*Passage to read*.
6.4.2 Blob Detection

Blob Detection in images are methods of detecting regions in a digital image. For this project, the authors applied blob detection to detect the presence of structures within a map tile. The philosophy behind this is the use of blobs to detect buildings and building density in areas which can be used as a feature in future models.

Sample Images

In [20]:
thresh = 0.8
temp_gray = [rgb2gray(i) for i in rural_temp]
blobs = [blob_doh(i) for i in temp_gray]

plt.clf()
rows, cols = 2, 3
fig, ax = plt.subplots(rows, cols, figsize=(12, 8), sharex=True, sharey=True)
fig.suptitle('Blob Detection on Grayscale Rural Tiles')

for i in range(cols):
    ax[0][i].imshow(rural_temp[i])
    ax[1][i].imshow(erosion(temp_gray[i] > thresh)*1.0, cmap='gray')
    for blob in blobs[i]:
        y, x, area = blob
        ax[1][i].add_patch(plt.Circle((x, y), area*np.sqrt(2),
                                      color='r', fill=False))
plt.tight_layout()
%matplot plt
Figure 17. With threasholding applied, the detected blobs which are represented in red circles, can serve as a means of detecting structures.
In [21]:
thresh = 0.5
temp_gray = [rgb2gray(i) for i in suburban_temp]
blobs = [blob_doh(i) for i in temp_gray]

plt.clf()
rows, cols = 2, 3
fig, ax = plt.subplots(rows, cols, figsize=(12, 8), sharex=True, sharey=True)
fig.suptitle('Blob Detection on Grayscale Suburban Tiles')

for i in range(cols):
    ax[0][i].imshow(suburban_temp[i])
    ax[1][i].imshow(erosion(temp_gray[i] > thresh)*1.0, cmap='gray')
    for blob in blobs[i]:
        y, x, area = blob
        ax[1][i].add_patch(plt.Circle((x, y), area*np.sqrt(2),
                                      color='r', fill=False))

*Excerpted records*.
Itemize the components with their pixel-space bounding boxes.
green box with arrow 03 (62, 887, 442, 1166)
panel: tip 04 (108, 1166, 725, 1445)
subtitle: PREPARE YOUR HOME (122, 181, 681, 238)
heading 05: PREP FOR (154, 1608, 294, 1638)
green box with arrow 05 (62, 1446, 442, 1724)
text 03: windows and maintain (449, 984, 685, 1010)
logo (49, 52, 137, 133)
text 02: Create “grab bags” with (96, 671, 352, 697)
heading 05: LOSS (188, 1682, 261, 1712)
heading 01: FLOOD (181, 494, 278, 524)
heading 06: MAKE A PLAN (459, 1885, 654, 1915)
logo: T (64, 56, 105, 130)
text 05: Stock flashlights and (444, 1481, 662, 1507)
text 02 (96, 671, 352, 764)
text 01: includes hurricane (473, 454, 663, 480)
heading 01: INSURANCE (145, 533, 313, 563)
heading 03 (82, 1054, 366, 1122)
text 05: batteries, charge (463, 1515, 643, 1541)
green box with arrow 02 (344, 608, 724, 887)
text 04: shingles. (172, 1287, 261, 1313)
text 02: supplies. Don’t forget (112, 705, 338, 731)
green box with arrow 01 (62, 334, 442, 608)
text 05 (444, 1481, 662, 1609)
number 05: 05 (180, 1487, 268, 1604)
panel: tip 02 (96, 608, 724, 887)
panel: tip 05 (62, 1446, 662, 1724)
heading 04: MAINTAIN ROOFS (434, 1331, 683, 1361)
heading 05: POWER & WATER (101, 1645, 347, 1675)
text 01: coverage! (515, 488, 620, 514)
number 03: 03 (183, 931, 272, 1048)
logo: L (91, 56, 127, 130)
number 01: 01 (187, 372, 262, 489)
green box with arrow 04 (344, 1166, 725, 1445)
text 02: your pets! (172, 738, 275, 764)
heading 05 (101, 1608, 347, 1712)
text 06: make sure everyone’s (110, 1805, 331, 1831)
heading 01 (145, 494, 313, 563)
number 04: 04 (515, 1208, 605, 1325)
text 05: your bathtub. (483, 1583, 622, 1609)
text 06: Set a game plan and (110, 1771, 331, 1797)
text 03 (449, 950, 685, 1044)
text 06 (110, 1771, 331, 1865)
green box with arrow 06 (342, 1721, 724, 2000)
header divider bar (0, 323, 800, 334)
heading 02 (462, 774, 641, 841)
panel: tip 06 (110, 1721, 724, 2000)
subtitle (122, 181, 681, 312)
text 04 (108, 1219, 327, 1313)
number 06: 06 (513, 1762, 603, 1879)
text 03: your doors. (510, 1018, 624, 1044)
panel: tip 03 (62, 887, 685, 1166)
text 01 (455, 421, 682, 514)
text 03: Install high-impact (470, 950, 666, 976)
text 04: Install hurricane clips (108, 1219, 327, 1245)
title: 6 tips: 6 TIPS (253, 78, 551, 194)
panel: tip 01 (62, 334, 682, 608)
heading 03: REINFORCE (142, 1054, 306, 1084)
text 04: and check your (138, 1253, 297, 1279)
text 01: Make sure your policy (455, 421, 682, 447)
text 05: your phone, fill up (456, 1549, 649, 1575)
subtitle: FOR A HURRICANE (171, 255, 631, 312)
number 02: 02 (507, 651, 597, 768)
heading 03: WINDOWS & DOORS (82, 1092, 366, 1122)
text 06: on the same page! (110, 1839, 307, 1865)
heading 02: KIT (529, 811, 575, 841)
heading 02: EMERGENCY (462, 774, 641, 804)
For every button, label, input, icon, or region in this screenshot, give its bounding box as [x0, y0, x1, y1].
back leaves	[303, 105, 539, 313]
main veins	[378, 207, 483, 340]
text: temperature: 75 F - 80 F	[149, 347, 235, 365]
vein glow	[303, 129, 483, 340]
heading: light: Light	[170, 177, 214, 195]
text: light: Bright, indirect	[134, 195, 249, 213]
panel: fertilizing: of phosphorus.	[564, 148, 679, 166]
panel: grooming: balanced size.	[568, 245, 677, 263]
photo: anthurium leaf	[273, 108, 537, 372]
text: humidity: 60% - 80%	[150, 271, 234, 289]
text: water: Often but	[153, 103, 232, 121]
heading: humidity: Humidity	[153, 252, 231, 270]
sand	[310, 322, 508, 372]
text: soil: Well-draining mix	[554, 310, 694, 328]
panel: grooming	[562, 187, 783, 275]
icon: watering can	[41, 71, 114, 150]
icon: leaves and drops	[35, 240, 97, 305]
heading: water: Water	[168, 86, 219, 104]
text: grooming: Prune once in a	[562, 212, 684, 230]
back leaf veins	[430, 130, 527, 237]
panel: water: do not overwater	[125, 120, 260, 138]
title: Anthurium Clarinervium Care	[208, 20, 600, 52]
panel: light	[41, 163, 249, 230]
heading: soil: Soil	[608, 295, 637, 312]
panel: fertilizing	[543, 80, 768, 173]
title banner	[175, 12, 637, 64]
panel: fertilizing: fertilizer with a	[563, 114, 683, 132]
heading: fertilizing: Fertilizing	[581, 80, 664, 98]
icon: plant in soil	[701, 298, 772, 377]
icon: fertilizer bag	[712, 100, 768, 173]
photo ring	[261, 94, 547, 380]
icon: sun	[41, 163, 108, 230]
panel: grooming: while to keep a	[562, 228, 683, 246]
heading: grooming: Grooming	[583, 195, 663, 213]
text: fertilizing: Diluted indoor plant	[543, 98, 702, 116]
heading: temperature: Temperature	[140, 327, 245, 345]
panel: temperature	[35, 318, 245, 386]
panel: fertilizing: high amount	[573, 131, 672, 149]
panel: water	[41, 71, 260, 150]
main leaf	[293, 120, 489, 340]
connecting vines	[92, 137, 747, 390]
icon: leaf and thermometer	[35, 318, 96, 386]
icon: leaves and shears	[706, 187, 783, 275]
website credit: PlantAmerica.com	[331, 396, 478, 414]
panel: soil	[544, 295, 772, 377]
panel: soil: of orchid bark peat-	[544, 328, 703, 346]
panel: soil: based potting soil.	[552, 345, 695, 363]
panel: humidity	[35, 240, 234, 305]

*What you will do*.
Reproduce the blob detection excerpt above in full, keeping every line, symbol, and spelling unchanged.

*Result for this exercise*.
6.4.2 Blob Detection

Blob Detection in images are methods of detecting regions in a digital image. For this project, the authors applied blob detection to detect the presence of structures within a map tile. The philosophy behind this is the use of blobs to detect buildings and building density in areas which can be used as a feature in future models.

Sample Images

In [20]:
thresh = 0.8
temp_gray = [rgb2gray(i) for i in rural_temp]
blobs = [blob_doh(i) for i in temp_gray]

plt.clf()
rows, cols = 2, 3
fig, ax = plt.subplots(rows, cols, figsize=(12, 8), sharex=True, sharey=True)
fig.suptitle('Blob Detection on Grayscale Rural Tiles')

for i in range(cols):
    ax[0][i].imshow(rural_temp[i])
    ax[1][i].imshow(erosion(temp_gray[i] > thresh)*1.0, cmap='gray')
    for blob in blobs[i]:
        y, x, area = blob
        ax[1][i].add_patch(plt.Circle((x, y), area*np.sqrt(2),
                                      color='r', fill=False))
plt.tight_layout()
%matplot plt
Figure 17. With threasholding applied, the detected blobs which are represented in red circles, can serve as a means of detecting structures.
In [21]:
thresh = 0.5
temp_gray = [rgb2gray(i) for i in suburban_temp]
blobs = [blob_doh(i) for i in temp_gray]

plt.clf()
rows, cols = 2, 3
fig, ax = plt.subplots(rows, cols, figsize=(12, 8), sharex=True, sharey=True)
fig.suptitle('Blob Detection on Grayscale Suburban Tiles')

for i in range(cols):
    ax[0][i].imshow(suburban_temp[i])
    ax[1][i].imshow(erosion(temp_gray[i] > thresh)*1.0, cmap='gray')
    for blob in blobs[i]:
        y, x, area = blob
        ax[1][i].add_patch(plt.Circle((x, y), area*np.sqrt(2),
                                      color='r', fill=False))